**Required action**
Copy each entry below exactly as it appears.

**Recorded information**

>>>>>

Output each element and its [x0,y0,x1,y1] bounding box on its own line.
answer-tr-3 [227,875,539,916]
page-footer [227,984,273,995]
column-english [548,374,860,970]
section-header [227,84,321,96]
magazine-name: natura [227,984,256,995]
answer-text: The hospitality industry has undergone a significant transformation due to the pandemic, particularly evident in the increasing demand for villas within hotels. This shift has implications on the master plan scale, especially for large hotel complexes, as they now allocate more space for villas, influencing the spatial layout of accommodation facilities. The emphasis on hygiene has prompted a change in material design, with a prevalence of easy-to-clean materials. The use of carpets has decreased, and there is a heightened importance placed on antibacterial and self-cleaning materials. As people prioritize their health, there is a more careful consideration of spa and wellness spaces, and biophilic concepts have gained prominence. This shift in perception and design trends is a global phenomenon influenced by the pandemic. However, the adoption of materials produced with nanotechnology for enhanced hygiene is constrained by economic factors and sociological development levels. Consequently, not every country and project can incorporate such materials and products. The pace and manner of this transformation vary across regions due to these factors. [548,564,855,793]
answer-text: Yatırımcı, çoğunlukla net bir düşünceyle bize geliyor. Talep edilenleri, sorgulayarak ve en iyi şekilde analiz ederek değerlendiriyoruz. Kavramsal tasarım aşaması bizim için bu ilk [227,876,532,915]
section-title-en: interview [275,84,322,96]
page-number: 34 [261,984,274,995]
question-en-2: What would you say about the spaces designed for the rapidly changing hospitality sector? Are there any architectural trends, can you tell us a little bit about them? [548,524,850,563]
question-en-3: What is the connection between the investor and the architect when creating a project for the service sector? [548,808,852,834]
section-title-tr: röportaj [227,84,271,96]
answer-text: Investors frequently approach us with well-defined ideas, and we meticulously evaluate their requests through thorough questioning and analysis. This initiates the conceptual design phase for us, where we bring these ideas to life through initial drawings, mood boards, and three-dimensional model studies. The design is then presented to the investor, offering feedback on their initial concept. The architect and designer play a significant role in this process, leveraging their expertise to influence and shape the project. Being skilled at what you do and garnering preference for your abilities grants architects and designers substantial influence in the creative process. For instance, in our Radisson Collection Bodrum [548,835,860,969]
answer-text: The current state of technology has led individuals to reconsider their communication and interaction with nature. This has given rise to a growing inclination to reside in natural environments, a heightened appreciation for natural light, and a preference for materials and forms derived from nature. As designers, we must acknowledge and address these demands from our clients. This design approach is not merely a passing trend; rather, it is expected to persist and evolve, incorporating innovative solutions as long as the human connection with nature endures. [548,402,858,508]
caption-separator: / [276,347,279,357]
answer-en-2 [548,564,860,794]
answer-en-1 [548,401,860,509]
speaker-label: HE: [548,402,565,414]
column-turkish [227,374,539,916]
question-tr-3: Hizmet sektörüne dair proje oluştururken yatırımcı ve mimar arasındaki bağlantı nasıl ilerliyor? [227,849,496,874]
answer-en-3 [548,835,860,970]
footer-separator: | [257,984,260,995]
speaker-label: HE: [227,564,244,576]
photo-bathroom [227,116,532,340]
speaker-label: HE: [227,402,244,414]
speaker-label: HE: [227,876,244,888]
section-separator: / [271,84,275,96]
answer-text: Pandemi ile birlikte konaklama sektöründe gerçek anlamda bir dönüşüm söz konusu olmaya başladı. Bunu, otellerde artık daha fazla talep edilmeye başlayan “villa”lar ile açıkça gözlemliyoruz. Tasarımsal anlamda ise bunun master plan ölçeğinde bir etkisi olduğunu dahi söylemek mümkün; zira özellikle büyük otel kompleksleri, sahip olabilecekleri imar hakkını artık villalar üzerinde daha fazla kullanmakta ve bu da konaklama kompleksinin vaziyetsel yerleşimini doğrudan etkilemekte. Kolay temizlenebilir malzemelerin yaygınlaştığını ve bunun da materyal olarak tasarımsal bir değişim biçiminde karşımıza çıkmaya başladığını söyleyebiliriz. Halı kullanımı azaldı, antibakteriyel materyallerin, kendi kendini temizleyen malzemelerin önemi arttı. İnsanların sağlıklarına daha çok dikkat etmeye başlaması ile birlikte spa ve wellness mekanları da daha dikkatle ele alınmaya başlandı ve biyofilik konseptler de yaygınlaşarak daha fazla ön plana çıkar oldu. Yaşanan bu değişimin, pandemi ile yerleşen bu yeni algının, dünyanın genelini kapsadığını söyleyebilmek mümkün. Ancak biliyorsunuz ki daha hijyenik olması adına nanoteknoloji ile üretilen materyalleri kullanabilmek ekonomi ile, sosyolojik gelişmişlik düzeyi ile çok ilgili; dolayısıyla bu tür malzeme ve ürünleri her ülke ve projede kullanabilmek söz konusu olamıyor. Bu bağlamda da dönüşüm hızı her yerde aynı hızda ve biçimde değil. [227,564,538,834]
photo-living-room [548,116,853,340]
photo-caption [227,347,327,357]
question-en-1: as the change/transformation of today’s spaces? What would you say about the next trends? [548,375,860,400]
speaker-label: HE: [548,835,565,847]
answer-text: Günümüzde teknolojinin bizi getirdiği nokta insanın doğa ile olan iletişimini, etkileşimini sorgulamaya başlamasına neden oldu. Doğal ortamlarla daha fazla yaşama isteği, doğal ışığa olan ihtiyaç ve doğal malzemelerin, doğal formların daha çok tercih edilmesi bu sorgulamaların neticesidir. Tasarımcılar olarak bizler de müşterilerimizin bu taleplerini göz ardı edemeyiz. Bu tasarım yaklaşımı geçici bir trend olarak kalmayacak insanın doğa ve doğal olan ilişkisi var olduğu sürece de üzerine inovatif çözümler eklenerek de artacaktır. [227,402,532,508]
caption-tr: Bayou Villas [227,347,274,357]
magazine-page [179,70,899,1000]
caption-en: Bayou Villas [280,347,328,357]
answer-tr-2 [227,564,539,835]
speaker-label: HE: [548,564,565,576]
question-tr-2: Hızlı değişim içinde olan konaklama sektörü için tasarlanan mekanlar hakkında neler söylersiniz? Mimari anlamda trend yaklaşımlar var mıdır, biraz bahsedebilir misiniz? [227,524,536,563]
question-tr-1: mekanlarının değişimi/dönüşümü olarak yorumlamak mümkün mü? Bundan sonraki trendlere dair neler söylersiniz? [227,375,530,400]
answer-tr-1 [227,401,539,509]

<<<<<

**Written reply**
Output each element and its [x0,y0,x1,y1] bounding box on its own line.
answer-tr-3 [227,875,539,916]
page-footer [227,984,273,995]
column-english [548,374,860,970]
section-header [227,84,321,96]
magazine-name: natura [227,984,256,995]
answer-text: The hospitality industry has undergone a significant transformation due to the pandemic, particularly evident in the increasing demand for villas within hotels. This shift has implications on the master plan scale, especially for large hotel complexes, as they now allocate more space for villas, influencing the spatial layout of accommodation facilities. The emphasis on hygiene has prompted a change in material design, with a prevalence of easy-to-clean materials. The use of carpets has decreased, and there is a heightened importance placed on antibacterial and self-cleaning materials. As people prioritize their health, there is a more careful consideration of spa and wellness spaces, and biophilic concepts have gained prominence. This shift in perception and design trends is a global phenomenon influenced by the pandemic. However, the adoption of materials produced with nanotechnology for enhanced hygiene is constrained by economic factors and sociological development levels. Consequently, not every country and project can incorporate such materials and products. The pace and manner of this transformation vary across regions due to these factors. [548,564,855,793]
answer-text: Yatırımcı, çoğunlukla net bir düşünceyle bize geliyor. Talep edilenleri, sorgulayarak ve en iyi şekilde analiz ederek değerlendiriyoruz. Kavramsal tasarım aşaması bizim için bu ilk [227,876,532,915]
section-title-en: interview [275,84,322,96]
page-number: 34 [261,984,274,995]
question-en-2: What would you say about the spaces designed for the rapidly changing hospitality sector? Are there any architectural trends, can you tell us a little bit about them? [548,524,850,563]
question-en-3: What is the connection between the investor and the architect when creating a project for the service sector? [548,808,852,834]
section-title-tr: röportaj [227,84,271,96]
answer-text: Investors frequently approach us with well-defined ideas, and we meticulously evaluate their requests through thorough questioning and analysis. This initiates the conceptual design phase for us, where we bring these ideas to life through initial drawings, mood boards, and three-dimensional model studies. The design is then presented to the investor, offering feedback on their initial concept. The architect and designer play a significant role in this process, leveraging their expertise to influence and shape the project. Being skilled at what you do and garnering preference for your abilities grants architects and designers substantial influence in the creative process. For instance, in our Radisson Collection Bodrum [548,835,860,969]
answer-text: The current state of technology has led individuals to reconsider their communication and interaction with nature. This has given rise to a growing inclination to reside in natural environments, a heightened appreciation for natural light, and a preference for materials and forms derived from nature. As designers, we must acknowledge and address these demands from our clients. This design approach is not merely a passing trend; rather, it is expected to persist and evolve, incorporating innovative solutions as long as the human connection with nature endures. [548,402,858,508]
caption-separator: / [276,347,279,357]
answer-en-2 [548,564,860,794]
answer-en-1 [548,401,860,509]
speaker-label: HE: [548,402,565,414]
column-turkish [227,374,539,916]
question-tr-3: Hizmet sektörüne dair proje oluştururken yatırımcı ve mimar arasındaki bağlantı nasıl ilerliyor? [227,849,496,874]
answer-en-3 [548,835,860,970]
footer-separator: | [257,984,260,995]
speaker-label: HE: [227,564,244,576]
photo-bathroom [227,116,532,340]
speaker-label: HE: [227,402,244,414]
speaker-label: HE: [227,876,244,888]
section-separator: / [271,84,275,96]
answer-text: Pandemi ile birlikte konaklama sektöründe gerçek anlamda bir dönüşüm söz konusu olmaya başladı. Bunu, otellerde artık daha fazla talep edilmeye başlayan “villa”lar ile açıkça gözlemliyoruz. Tasarımsal anlamda ise bunun master plan ölçeğinde bir etkisi olduğunu dahi söylemek mümkün; zira özellikle büyük otel kompleksleri, sahip olabilecekleri imar hakkını artık villalar üzerinde daha fazla kullanmakta ve bu da konaklama kompleksinin vaziyetsel yerleşimini doğrudan etkilemekte. Kolay temizlenebilir malzemelerin yaygınlaştığını ve bunun da materyal olarak tasarımsal bir değişim biçiminde karşımıza çıkmaya başladığını söyleyebiliriz. Halı kullanımı azaldı, antibakteriyel materyallerin, kendi kendini temizleyen malzemelerin önemi arttı. İnsanların sağlıklarına daha çok dikkat etmeye başlaması ile birlikte spa ve wellness mekanları da daha dikkatle ele alınmaya başlandı ve biyofilik konseptler de yaygınlaşarak daha fazla ön plana çıkar oldu. Yaşanan bu değişimin, pandemi ile yerleşen bu yeni algının, dünyanın genelini kapsadığını söyleyebilmek mümkün. Ancak biliyorsunuz ki daha hijyenik olması adına nanoteknoloji ile üretilen materyalleri kullanabilmek ekonomi ile, sosyolojik gelişmişlik düzeyi ile çok ilgili; dolayısıyla bu tür malzeme ve ürünleri her ülke ve projede kullanabilmek söz konusu olamıyor. Bu bağlamda da dönüşüm hızı her yerde aynı hızda ve biçimde değil. [227,564,538,834]
photo-living-room [548,116,853,340]
photo-caption [227,347,327,357]
question-en-1: as the change/transformation of today’s spaces? What would you say about the next trends? [548,375,860,400]
speaker-label: HE: [548,835,565,847]
answer-text: Günümüzde teknolojinin bizi getirdiği nokta insanın doğa ile olan iletişimini, etkileşimini sorgulamaya başlamasına neden oldu. Doğal ortamlarla daha fazla yaşama isteği, doğal ışığa olan ihtiyaç ve doğal malzemelerin, doğal formların daha çok tercih edilmesi bu sorgulamaların neticesidir. Tasarımcılar olarak bizler de müşterilerimizin bu taleplerini göz ardı edemeyiz. Bu tasarım yaklaşımı geçici bir trend olarak kalmayacak insanın doğa ve doğal olan ilişkisi var olduğu sürece de üzerine inovatif çözümler eklenerek de artacaktır. [227,402,532,508]
caption-tr: Bayou Villas [227,347,274,357]
magazine-page [179,70,899,1000]
caption-en: Bayou Villas [280,347,328,357]
answer-tr-2 [227,564,539,835]
speaker-label: HE: [548,564,565,576]
question-tr-2: Hızlı değişim içinde olan konaklama sektörü için tasarlanan mekanlar hakkında neler söylersiniz? Mimari anlamda trend yaklaşımlar var mıdır, biraz bahsedebilir misiniz? [227,524,536,563]
question-tr-1: mekanlarının değişimi/dönüşümü olarak yorumlamak mümkün mü? Bundan sonraki trendlere dair neler söylersiniz? [227,375,530,400]
answer-tr-1 [227,401,539,509]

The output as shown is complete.